[Prompt]
Beginning with the line that contains "What data populates", copy each subsequent line of the data below through the last one, including both ends but not the pictures.
— START Records shown —
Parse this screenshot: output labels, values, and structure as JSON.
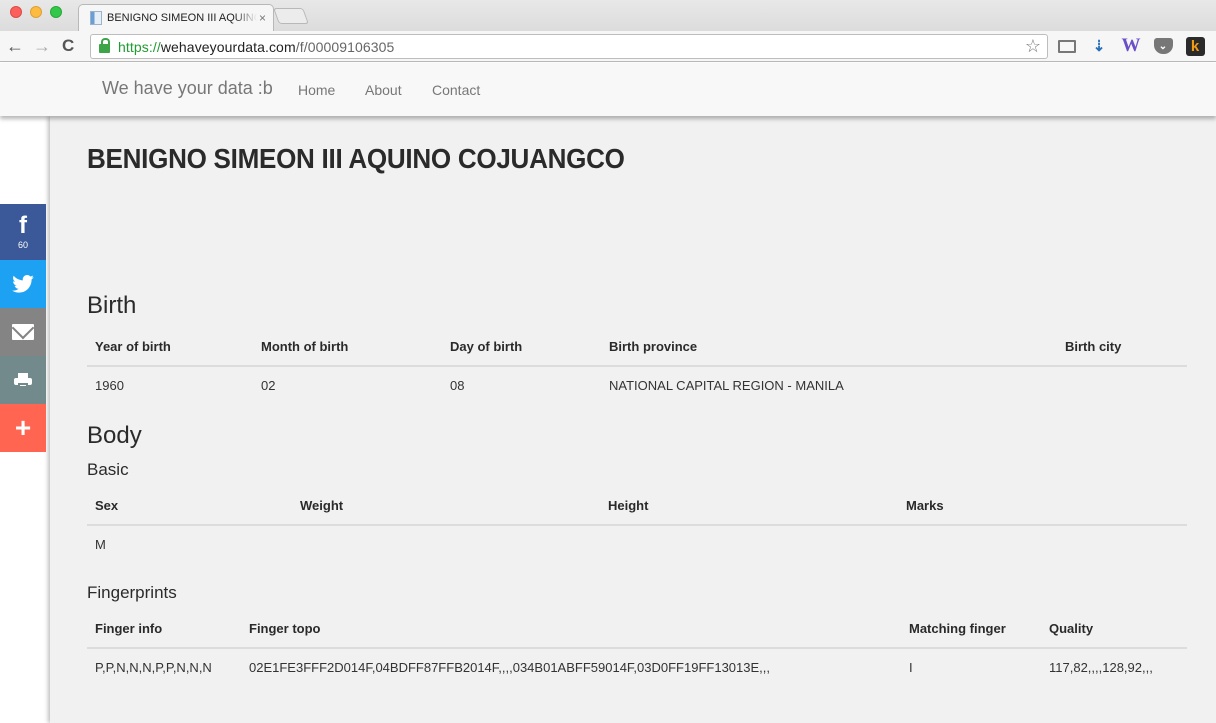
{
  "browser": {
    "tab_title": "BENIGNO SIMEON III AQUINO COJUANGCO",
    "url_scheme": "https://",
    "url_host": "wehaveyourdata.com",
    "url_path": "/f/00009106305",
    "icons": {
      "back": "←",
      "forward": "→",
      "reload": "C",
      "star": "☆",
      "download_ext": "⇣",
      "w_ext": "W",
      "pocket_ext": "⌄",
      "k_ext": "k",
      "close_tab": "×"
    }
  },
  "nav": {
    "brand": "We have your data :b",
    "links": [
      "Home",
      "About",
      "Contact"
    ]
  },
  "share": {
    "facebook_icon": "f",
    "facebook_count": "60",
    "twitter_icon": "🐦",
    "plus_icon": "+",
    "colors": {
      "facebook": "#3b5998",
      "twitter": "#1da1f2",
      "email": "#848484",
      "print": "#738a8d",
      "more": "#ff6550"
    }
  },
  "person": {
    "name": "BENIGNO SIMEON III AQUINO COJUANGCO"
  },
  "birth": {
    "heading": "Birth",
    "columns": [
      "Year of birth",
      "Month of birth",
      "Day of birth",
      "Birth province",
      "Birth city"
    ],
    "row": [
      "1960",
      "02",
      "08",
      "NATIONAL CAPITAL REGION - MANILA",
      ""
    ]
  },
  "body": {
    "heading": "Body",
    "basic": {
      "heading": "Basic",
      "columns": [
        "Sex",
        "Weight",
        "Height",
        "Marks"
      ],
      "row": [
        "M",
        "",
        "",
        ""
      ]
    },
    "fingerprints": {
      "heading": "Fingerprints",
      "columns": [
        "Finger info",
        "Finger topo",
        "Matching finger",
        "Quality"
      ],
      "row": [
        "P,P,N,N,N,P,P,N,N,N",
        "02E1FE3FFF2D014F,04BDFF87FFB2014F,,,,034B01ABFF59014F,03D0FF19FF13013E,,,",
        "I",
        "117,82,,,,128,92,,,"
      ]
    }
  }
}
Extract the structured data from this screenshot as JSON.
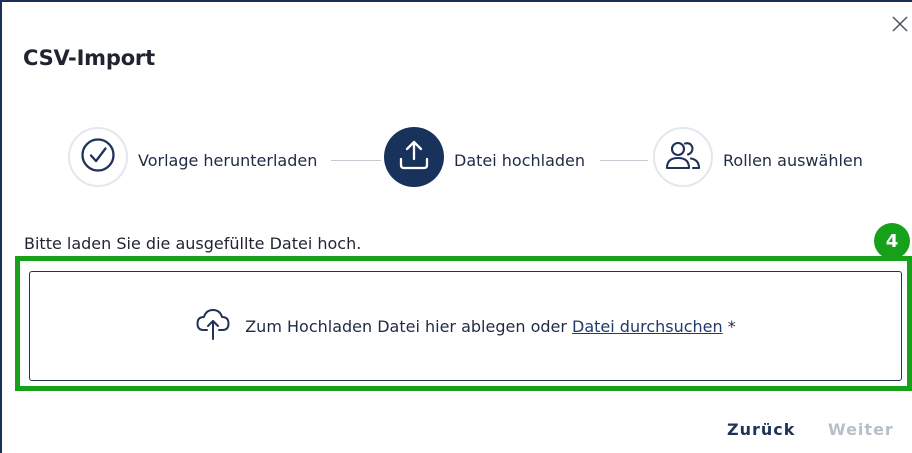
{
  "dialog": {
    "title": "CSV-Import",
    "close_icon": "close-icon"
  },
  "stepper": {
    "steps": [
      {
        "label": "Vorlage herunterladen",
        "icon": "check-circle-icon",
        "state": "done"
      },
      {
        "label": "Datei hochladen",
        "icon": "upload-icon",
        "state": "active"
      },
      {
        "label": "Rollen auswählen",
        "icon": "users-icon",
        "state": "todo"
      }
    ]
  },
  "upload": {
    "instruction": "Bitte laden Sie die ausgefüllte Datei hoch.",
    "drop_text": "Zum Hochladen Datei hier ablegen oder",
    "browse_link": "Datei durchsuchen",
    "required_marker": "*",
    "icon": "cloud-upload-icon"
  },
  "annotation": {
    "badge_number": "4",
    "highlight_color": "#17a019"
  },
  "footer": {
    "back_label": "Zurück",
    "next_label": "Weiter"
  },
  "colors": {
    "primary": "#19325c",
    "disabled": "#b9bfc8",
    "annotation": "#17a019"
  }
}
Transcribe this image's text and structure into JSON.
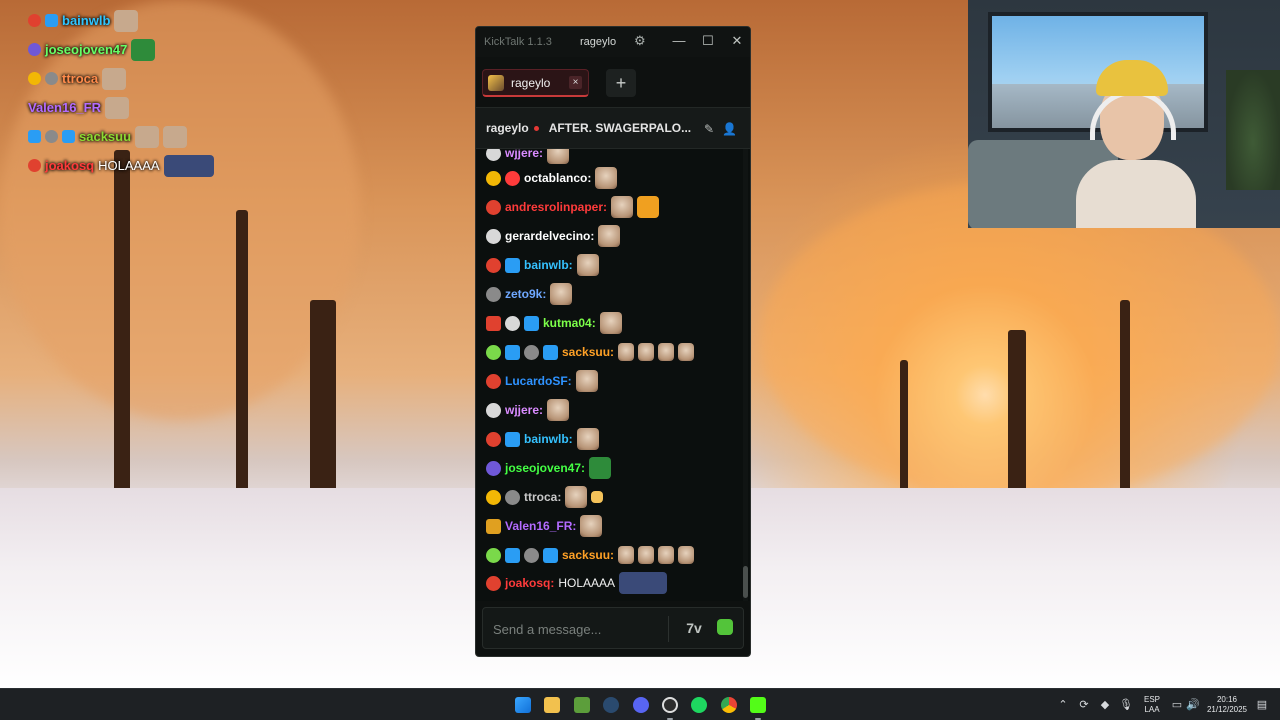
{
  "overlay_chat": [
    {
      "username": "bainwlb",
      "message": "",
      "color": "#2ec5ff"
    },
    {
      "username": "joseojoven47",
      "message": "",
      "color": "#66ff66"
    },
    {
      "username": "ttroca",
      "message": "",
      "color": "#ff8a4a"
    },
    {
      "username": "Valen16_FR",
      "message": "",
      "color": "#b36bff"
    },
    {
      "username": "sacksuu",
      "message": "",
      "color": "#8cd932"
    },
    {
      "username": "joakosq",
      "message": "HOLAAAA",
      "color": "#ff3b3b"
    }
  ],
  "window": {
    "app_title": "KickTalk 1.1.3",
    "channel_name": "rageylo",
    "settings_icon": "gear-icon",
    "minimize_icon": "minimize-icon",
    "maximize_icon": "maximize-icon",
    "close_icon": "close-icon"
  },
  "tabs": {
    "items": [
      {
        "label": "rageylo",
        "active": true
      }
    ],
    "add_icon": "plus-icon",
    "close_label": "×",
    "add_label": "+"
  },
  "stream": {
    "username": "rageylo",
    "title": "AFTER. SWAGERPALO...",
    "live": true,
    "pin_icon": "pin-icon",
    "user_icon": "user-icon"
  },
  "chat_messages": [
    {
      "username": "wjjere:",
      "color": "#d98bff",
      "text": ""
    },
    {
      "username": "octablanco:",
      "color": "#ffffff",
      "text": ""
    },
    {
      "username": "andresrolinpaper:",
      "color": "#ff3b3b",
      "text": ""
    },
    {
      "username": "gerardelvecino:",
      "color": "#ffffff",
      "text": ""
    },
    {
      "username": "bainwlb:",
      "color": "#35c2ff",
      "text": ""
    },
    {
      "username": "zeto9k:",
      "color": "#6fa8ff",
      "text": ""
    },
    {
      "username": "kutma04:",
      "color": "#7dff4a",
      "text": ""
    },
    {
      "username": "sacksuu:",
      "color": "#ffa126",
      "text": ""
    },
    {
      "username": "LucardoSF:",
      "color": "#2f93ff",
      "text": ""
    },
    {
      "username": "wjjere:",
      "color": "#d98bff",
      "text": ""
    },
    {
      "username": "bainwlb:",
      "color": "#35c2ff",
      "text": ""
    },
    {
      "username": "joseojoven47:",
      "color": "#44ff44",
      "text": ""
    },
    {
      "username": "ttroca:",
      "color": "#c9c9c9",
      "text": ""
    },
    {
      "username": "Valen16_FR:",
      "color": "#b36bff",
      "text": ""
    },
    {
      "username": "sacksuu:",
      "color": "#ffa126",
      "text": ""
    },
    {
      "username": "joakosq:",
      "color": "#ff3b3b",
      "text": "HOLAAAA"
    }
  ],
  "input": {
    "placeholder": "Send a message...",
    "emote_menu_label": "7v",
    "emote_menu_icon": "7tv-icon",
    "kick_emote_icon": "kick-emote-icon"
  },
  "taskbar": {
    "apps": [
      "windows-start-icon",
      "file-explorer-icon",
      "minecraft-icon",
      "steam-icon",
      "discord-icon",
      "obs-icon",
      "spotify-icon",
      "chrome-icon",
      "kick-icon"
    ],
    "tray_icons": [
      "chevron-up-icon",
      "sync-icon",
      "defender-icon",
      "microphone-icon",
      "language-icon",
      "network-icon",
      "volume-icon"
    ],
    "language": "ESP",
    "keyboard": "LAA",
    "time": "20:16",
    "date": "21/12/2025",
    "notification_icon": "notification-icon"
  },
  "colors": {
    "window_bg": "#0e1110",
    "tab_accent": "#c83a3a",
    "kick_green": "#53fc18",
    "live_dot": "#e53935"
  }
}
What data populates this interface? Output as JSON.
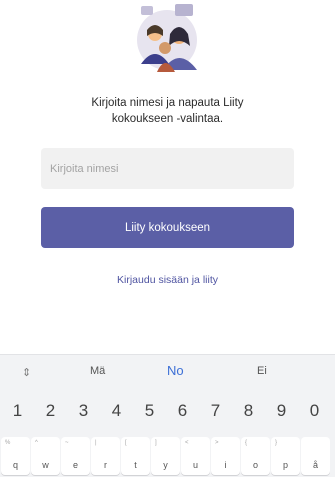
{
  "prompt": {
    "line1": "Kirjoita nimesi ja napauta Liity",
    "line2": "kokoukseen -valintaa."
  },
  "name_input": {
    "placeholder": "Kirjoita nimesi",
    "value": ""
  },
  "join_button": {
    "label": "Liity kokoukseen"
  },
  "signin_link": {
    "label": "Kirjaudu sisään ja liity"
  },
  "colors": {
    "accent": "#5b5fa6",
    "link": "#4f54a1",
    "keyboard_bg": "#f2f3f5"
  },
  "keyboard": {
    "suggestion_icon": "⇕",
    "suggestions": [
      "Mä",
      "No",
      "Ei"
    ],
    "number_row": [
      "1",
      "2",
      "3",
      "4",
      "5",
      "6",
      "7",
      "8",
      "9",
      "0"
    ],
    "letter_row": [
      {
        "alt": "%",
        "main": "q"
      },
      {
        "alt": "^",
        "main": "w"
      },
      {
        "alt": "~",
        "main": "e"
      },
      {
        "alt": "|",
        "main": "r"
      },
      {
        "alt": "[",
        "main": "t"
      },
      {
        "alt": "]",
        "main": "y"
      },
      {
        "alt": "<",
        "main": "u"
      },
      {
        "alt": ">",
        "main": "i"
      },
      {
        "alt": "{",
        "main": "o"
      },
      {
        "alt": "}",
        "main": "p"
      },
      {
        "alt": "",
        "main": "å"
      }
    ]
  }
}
— END Records shown —
[Solved exercise]
What data populates this interface? Output as JSON.
{
  "prompt": {
    "line1": "Kirjoita nimesi ja napauta Liity",
    "line2": "kokoukseen -valintaa."
  },
  "name_input": {
    "placeholder": "Kirjoita nimesi",
    "value": ""
  },
  "join_button": {
    "label": "Liity kokoukseen"
  },
  "signin_link": {
    "label": "Kirjaudu sisään ja liity"
  },
  "colors": {
    "accent": "#5b5fa6",
    "link": "#4f54a1",
    "keyboard_bg": "#f2f3f5"
  },
  "keyboard": {
    "suggestion_icon": "⇕",
    "suggestions": [
      "Mä",
      "No",
      "Ei"
    ],
    "number_row": [
      "1",
      "2",
      "3",
      "4",
      "5",
      "6",
      "7",
      "8",
      "9",
      "0"
    ],
    "letter_row": [
      {
        "alt": "%",
        "main": "q"
      },
      {
        "alt": "^",
        "main": "w"
      },
      {
        "alt": "~",
        "main": "e"
      },
      {
        "alt": "|",
        "main": "r"
      },
      {
        "alt": "[",
        "main": "t"
      },
      {
        "alt": "]",
        "main": "y"
      },
      {
        "alt": "<",
        "main": "u"
      },
      {
        "alt": ">",
        "main": "i"
      },
      {
        "alt": "{",
        "main": "o"
      },
      {
        "alt": "}",
        "main": "p"
      },
      {
        "alt": "",
        "main": "å"
      }
    ]
  }
}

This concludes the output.